(Saved entries)
** start **
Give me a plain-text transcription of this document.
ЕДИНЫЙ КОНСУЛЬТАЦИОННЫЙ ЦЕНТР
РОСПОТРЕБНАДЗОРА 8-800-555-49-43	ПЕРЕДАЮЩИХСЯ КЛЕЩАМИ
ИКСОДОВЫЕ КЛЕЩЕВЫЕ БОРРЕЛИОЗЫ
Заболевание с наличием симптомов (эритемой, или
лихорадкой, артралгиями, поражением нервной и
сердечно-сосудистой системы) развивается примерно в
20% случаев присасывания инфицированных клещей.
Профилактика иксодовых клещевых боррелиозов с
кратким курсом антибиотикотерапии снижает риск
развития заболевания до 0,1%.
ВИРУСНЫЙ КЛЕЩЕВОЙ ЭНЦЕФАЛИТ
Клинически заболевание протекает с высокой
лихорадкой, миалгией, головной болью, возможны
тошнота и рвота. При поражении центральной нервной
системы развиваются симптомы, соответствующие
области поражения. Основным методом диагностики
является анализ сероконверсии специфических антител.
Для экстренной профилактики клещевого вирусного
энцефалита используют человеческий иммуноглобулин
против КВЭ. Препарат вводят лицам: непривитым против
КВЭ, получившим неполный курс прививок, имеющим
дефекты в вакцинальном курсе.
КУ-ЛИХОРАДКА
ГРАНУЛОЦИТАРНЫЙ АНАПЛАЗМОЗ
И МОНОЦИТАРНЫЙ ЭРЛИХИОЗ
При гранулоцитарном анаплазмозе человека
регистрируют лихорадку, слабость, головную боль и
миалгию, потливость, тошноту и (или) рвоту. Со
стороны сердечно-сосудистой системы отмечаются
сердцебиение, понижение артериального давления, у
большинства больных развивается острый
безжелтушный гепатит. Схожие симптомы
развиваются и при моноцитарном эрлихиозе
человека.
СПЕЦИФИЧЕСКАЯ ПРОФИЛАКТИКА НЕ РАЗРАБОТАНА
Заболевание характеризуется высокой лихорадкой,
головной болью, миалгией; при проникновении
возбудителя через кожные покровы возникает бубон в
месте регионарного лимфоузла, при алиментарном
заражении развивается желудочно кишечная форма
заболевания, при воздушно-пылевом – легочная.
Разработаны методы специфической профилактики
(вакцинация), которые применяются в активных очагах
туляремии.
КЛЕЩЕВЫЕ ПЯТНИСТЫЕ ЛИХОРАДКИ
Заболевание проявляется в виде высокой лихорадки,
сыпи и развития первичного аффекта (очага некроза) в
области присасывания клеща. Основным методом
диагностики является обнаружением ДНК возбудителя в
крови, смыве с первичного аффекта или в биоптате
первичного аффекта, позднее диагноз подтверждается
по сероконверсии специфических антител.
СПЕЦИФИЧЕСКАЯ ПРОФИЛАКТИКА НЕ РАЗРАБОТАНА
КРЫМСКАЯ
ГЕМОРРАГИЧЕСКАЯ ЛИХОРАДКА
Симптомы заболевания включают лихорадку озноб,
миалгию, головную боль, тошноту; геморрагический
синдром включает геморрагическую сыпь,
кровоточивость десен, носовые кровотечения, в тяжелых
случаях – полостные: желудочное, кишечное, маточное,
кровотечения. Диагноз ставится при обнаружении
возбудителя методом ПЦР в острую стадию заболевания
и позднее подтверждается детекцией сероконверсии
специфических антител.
** end **
- **Exercise task**
Set all of the records down again, exactly as they stand.

- **Task solution**
Give me a plain-text transcription of this document.
ЕДИНЫЙ КОНСУЛЬТАЦИОННЫЙ ЦЕНТР
РОСПОТРЕБНАДЗОРА 8-800-555-49-43	ПЕРЕДАЮЩИХСЯ КЛЕЩАМИ
ИКСОДОВЫЕ КЛЕЩЕВЫЕ БОРРЕЛИОЗЫ
Заболевание с наличием симптомов (эритемой, или
лихорадкой, артралгиями, поражением нервной и
сердечно-сосудистой системы) развивается примерно в
20% случаев присасывания инфицированных клещей.
Профилактика иксодовых клещевых боррелиозов с
кратким курсом антибиотикотерапии снижает риск
развития заболевания до 0,1%.
ВИРУСНЫЙ КЛЕЩЕВОЙ ЭНЦЕФАЛИТ
Клинически заболевание протекает с высокой
лихорадкой, миалгией, головной болью, возможны
тошнота и рвота. При поражении центральной нервной
системы развиваются симптомы, соответствующие
области поражения. Основным методом диагностики
является анализ сероконверсии специфических антител.
Для экстренной профилактики клещевого вирусного
энцефалита используют человеческий иммуноглобулин
против КВЭ. Препарат вводят лицам: непривитым против
КВЭ, получившим неполный курс прививок, имеющим
дефекты в вакцинальном курсе.
КУ-ЛИХОРАДКА
ГРАНУЛОЦИТАРНЫЙ АНАПЛАЗМОЗ
И МОНОЦИТАРНЫЙ ЭРЛИХИОЗ
При гранулоцитарном анаплазмозе человека
регистрируют лихорадку, слабость, головную боль и
миалгию, потливость, тошноту и (или) рвоту. Со
стороны сердечно-сосудистой системы отмечаются
сердцебиение, понижение артериального давления, у
большинства больных развивается острый
безжелтушный гепатит. Схожие симптомы
развиваются и при моноцитарном эрлихиозе
человека.
СПЕЦИФИЧЕСКАЯ ПРОФИЛАКТИКА НЕ РАЗРАБОТАНА
Заболевание характеризуется высокой лихорадкой,
головной болью, миалгией; при проникновении
возбудителя через кожные покровы возникает бубон в
месте регионарного лимфоузла, при алиментарном
заражении развивается желудочно кишечная форма
заболевания, при воздушно-пылевом – легочная.
Разработаны методы специфической профилактики
(вакцинация), которые применяются в активных очагах
туляремии.
КЛЕЩЕВЫЕ ПЯТНИСТЫЕ ЛИХОРАДКИ
Заболевание проявляется в виде высокой лихорадки,
сыпи и развития первичного аффекта (очага некроза) в
области присасывания клеща. Основным методом
диагностики является обнаружением ДНК возбудителя в
крови, смыве с первичного аффекта или в биоптате
первичного аффекта, позднее диагноз подтверждается
по сероконверсии специфических антител.
СПЕЦИФИЧЕСКАЯ ПРОФИЛАКТИКА НЕ РАЗРАБОТАНА
КРЫМСКАЯ
ГЕМОРРАГИЧЕСКАЯ ЛИХОРАДКА
Симптомы заболевания включают лихорадку озноб,
миалгию, головную боль, тошноту; геморрагический
синдром включает геморрагическую сыпь,
кровоточивость десен, носовые кровотечения, в тяжелых
случаях – полостные: желудочное, кишечное, маточное,
кровотечения. Диагноз ставится при обнаружении
возбудителя методом ПЦР в острую стадию заболевания
и позднее подтверждается детекцией сероконверсии
специфических антител.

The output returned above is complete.